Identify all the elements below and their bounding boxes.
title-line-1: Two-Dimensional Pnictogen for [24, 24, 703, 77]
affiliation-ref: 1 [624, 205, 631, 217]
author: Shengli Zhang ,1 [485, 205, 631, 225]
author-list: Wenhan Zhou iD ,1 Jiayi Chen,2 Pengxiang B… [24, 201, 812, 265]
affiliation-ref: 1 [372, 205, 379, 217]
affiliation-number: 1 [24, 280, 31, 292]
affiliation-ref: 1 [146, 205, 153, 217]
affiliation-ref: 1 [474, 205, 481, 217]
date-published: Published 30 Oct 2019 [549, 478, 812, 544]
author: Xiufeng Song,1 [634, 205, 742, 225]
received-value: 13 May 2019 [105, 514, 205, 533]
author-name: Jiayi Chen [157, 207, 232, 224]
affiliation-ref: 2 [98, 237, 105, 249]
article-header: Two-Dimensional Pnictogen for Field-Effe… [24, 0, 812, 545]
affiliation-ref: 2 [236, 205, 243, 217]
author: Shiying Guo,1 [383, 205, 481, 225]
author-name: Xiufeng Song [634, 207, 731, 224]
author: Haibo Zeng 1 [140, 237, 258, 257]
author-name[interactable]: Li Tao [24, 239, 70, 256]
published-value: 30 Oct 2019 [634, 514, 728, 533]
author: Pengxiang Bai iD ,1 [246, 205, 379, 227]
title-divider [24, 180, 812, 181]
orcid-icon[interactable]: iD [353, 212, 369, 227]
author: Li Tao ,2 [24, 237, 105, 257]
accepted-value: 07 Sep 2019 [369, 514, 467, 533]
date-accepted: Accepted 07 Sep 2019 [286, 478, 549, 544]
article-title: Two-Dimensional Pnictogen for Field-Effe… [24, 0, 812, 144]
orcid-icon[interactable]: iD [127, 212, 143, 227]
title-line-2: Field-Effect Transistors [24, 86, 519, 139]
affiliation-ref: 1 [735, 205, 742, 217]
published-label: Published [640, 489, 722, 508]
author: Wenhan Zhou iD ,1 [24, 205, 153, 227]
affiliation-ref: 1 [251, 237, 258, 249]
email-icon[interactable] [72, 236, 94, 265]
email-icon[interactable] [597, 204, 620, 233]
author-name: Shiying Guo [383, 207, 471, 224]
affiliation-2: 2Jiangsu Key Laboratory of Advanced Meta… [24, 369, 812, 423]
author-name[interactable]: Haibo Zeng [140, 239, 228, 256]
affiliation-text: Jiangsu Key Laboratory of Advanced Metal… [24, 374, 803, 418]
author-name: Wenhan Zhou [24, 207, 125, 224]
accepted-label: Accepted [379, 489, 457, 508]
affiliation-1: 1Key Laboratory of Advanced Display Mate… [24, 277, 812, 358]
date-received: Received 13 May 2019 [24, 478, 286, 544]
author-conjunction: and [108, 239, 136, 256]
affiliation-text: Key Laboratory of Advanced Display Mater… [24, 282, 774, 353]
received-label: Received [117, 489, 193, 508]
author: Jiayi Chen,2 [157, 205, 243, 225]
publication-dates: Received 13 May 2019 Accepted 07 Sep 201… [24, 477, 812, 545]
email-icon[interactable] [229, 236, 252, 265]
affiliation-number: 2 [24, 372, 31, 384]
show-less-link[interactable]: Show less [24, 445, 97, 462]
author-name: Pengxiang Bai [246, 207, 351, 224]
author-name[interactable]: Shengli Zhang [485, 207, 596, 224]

__________

**Exercise:**
Put each line of the records above into a Markdown table with the columns Row and Line. Number the rows in order and leave out any blank lines.

**Finished exercise:**
| Row | Line |
|---|---|
| 1 | Identify all the elements below and their bounding boxes. |
| 2 | title-line-1: Two-Dimensional Pnictogen for [24, 24, 703, 77] |
| 3 | affiliation-ref: 1 [624, 205, 631, 217] |
| 4 | author: Shengli Zhang ,1 [485, 205, 631, 225] |
| 5 | author-list: Wenhan Zhou iD ,1 Jiayi Chen,2 Pengxiang B… [24, 201, 812, 265] |
| 6 | affiliation-ref: 1 [372, 205, 379, 217] |
| 7 | affiliation-number: 1 [24, 280, 31, 292] |
| 8 | affiliation-ref: 1 [146, 205, 153, 217] |
| 9 | affiliation-ref: 1 [474, 205, 481, 217] |
| 10 | date-published: Published 30 Oct 2019 [549, 478, 812, 544] |
| 11 | author: Xiufeng Song,1 [634, 205, 742, 225] |
| 12 | received-value: 13 May 2019 [105, 514, 205, 533] |
| 13 | author-name: Jiayi Chen [157, 207, 232, 224] |
| 14 | affiliation-ref: 2 [98, 237, 105, 249] |
| 15 | article-header: Two-Dimensional Pnictogen for Field-Effe… [24, 0, 812, 545] |
| 16 | affiliation-ref: 2 [236, 205, 243, 217] |
| 17 | author: Shiying Guo,1 [383, 205, 481, 225] |
| 18 | author-name: Xiufeng Song [634, 207, 731, 224] |
| 19 | author: Haibo Zeng 1 [140, 237, 258, 257] |
| 20 | author-name[interactable]: Li Tao [24, 239, 70, 256] |
| 21 | published-value: 30 Oct 2019 [634, 514, 728, 533] |
| 22 | author: Pengxiang Bai iD ,1 [246, 205, 379, 227] |
| 23 | title-divider [24, 180, 812, 181] |
| 24 | orcid-icon[interactable]: iD [353, 212, 369, 227] |
| 25 | author: Li Tao ,2 [24, 237, 105, 257] |
| 26 | accepted-value: 07 Sep 2019 [369, 514, 467, 533] |
| 27 | date-accepted: Accepted 07 Sep 2019 [286, 478, 549, 544] |
| 28 | article-title: Two-Dimensional Pnictogen for Field-Effe… [24, 0, 812, 144] |
| 29 | orcid-icon[interactable]: iD [127, 212, 143, 227] |
| 30 | title-line-2: Field-Effect Transistors [24, 86, 519, 139] |
| 31 | affiliation-ref: 1 [735, 205, 742, 217] |
| 32 | published-label: Published [640, 489, 722, 508] |
| 33 | author: Wenhan Zhou iD ,1 [24, 205, 153, 227] |
| 34 | affiliation-ref: 1 [251, 237, 258, 249] |
| 35 | email-icon[interactable] [72, 236, 94, 265] |
| 36 | email-icon[interactable] [597, 204, 620, 233] |
| 37 | author-name: Shiying Guo [383, 207, 471, 224] |
| 38 | affiliation-2: 2Jiangsu Key Laboratory of Advanced Meta… [24, 369, 812, 423] |
| 39 | author-name[interactable]: Haibo Zeng [140, 239, 228, 256] |
| 40 | affiliation-text: Jiangsu Key Laboratory of Advanced Metal… [24, 374, 803, 418] |
| 41 | author-name: Wenhan Zhou [24, 207, 125, 224] |
| 42 | accepted-label: Accepted [379, 489, 457, 508] |
| 43 | affiliation-1: 1Key Laboratory of Advanced Display Mate… [24, 277, 812, 358] |
| 44 | date-received: Received 13 May 2019 [24, 478, 286, 544] |
| 45 | author-conjunction: and [108, 239, 136, 256] |
| 46 | affiliation-text: Key Laboratory of Advanced Display Mater… [24, 282, 774, 353] |
| 47 | received-label: Received [117, 489, 193, 508] |
| 48 | author: Jiayi Chen,2 [157, 205, 243, 225] |
| 49 | publication-dates: Received 13 May 2019 Accepted 07 Sep 201… [24, 477, 812, 545] |
| 50 | email-icon[interactable] [229, 236, 252, 265] |
| 51 | affiliation-number: 2 [24, 372, 31, 384] |
| 52 | show-less-link[interactable]: Show less [24, 445, 97, 462] |
| 53 | author-name: Pengxiang Bai [246, 207, 351, 224] |
| 54 | author-name[interactable]: Shengli Zhang [485, 207, 596, 224] |